— start ENTRIES —
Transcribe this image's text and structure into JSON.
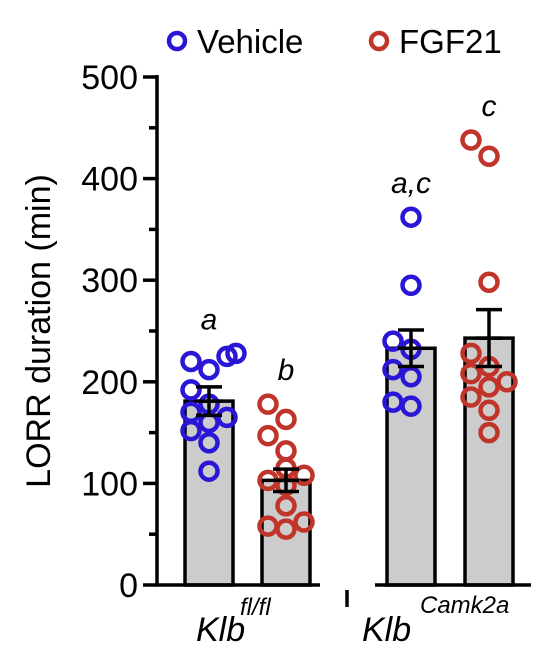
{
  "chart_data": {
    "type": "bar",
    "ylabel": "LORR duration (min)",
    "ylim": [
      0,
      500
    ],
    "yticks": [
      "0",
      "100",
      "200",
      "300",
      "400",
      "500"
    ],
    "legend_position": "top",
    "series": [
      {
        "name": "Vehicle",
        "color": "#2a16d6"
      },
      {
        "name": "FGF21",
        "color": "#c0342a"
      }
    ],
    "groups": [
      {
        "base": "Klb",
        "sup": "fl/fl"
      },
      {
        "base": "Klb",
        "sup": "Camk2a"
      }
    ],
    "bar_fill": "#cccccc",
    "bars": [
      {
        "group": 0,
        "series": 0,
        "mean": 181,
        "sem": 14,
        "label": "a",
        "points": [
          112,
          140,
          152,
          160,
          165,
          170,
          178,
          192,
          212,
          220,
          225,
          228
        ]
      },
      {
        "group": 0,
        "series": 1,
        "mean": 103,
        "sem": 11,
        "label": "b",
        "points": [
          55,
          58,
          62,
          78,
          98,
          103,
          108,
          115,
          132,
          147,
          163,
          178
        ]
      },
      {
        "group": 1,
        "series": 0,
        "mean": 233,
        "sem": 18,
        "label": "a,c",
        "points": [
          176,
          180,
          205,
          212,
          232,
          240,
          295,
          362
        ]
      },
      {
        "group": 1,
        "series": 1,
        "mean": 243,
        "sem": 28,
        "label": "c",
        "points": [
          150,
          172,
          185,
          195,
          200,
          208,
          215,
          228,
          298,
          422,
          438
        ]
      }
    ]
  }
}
— end ENTRIES —
— start ENTRIES —
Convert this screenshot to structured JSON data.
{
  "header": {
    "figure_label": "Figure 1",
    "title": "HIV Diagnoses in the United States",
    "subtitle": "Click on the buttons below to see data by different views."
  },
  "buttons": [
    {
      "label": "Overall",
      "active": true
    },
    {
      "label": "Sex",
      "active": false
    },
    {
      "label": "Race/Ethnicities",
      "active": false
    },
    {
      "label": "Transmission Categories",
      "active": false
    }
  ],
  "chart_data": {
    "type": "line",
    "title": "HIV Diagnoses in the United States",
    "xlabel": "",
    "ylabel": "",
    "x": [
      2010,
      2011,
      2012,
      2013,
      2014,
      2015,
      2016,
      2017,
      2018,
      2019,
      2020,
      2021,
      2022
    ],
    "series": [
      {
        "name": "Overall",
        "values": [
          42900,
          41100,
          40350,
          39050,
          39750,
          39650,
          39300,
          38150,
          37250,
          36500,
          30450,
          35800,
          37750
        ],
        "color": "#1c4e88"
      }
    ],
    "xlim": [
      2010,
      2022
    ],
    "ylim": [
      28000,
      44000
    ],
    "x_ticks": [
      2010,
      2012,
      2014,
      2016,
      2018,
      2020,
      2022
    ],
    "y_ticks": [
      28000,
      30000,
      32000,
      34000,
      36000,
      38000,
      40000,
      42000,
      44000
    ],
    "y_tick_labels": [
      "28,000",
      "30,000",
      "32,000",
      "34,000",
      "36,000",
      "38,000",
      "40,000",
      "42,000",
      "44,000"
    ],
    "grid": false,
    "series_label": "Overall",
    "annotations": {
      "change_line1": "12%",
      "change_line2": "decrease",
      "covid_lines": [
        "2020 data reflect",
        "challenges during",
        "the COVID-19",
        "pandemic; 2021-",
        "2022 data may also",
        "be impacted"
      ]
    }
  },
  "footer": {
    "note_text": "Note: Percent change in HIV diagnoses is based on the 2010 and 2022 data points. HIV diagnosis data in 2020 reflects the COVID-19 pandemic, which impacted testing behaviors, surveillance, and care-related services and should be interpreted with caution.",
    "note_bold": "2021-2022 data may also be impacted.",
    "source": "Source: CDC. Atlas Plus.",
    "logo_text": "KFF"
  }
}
— end ENTRIES —
| DIRECTIONS |
Each line in the listing above either holds the string "JSON" or does not; state how many do, giving the number only.

| RESPONSE TO THE TASK |
2